WORK INSTRUCTIONS: Scan the entries below. List each line with "within".

INFORMATION SHOWN:
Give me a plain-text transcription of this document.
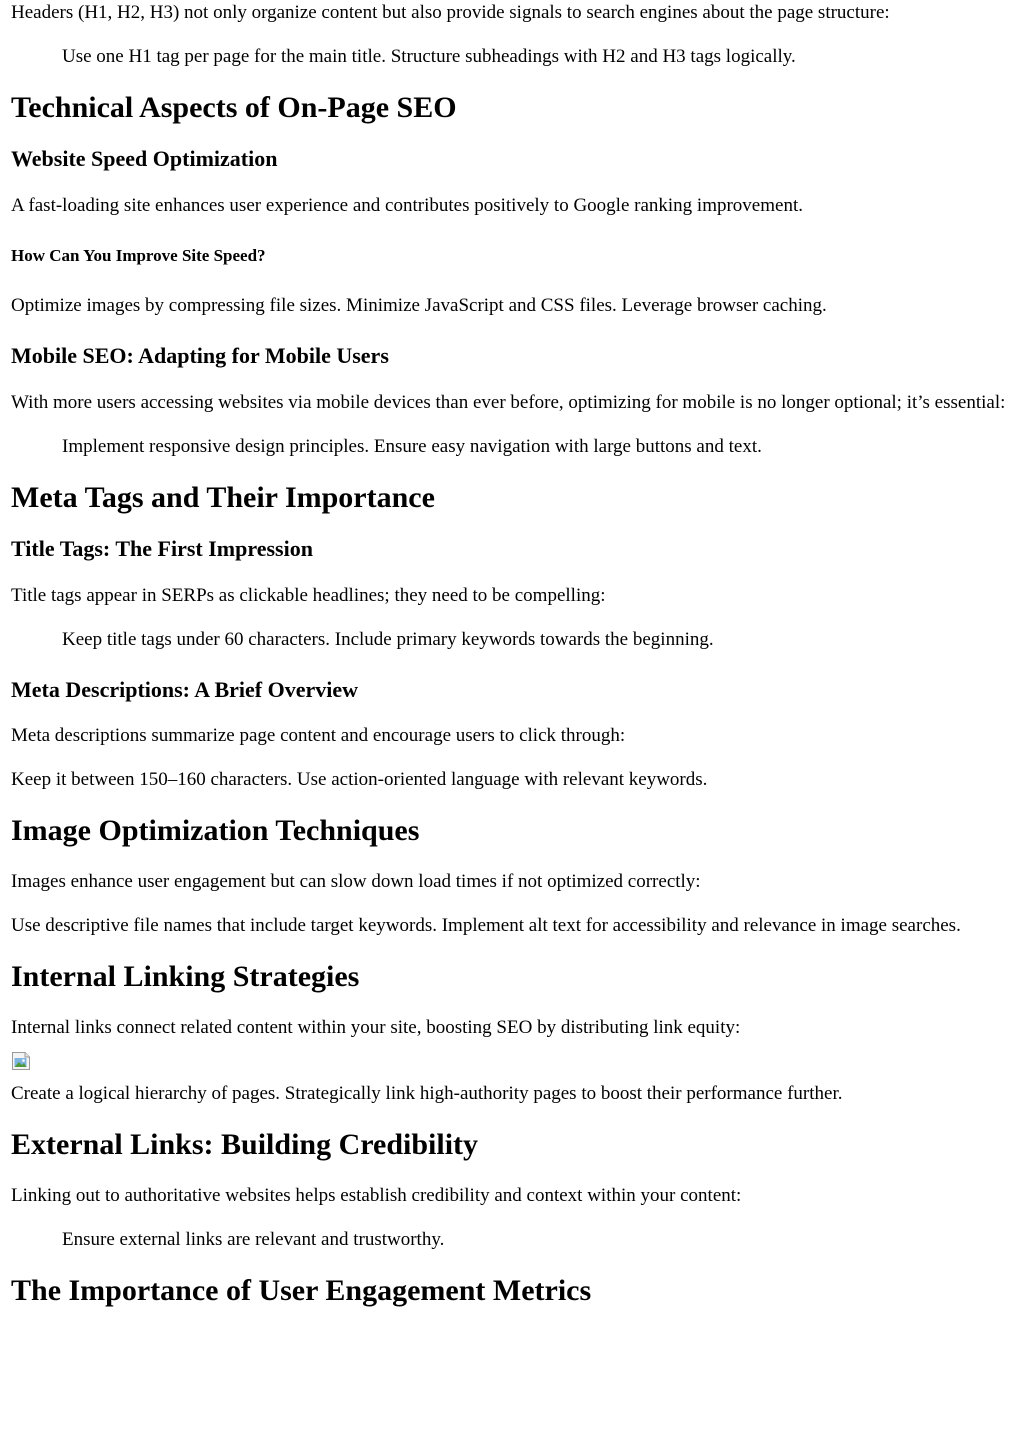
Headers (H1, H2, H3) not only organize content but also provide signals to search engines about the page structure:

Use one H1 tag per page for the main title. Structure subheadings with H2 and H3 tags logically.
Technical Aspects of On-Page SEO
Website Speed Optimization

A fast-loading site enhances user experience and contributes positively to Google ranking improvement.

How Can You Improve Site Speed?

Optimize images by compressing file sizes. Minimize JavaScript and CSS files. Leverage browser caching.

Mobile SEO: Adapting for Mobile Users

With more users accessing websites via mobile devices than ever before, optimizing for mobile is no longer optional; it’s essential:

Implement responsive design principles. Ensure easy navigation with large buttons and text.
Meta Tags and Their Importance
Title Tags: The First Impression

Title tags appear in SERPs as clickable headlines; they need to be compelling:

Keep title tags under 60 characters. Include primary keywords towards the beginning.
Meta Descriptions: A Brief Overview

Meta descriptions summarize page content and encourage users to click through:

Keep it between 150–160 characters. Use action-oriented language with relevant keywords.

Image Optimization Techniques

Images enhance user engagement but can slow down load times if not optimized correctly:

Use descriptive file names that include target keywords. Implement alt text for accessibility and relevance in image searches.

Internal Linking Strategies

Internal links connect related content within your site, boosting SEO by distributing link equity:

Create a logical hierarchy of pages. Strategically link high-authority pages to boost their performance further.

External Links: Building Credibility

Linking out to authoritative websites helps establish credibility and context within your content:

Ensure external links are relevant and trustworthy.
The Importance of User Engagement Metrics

THE RESPONSE:
Internal links connect related content within your site, boosting SEO by distributing link equity:
Linking out to authoritative websites helps establish credibility and context within your content:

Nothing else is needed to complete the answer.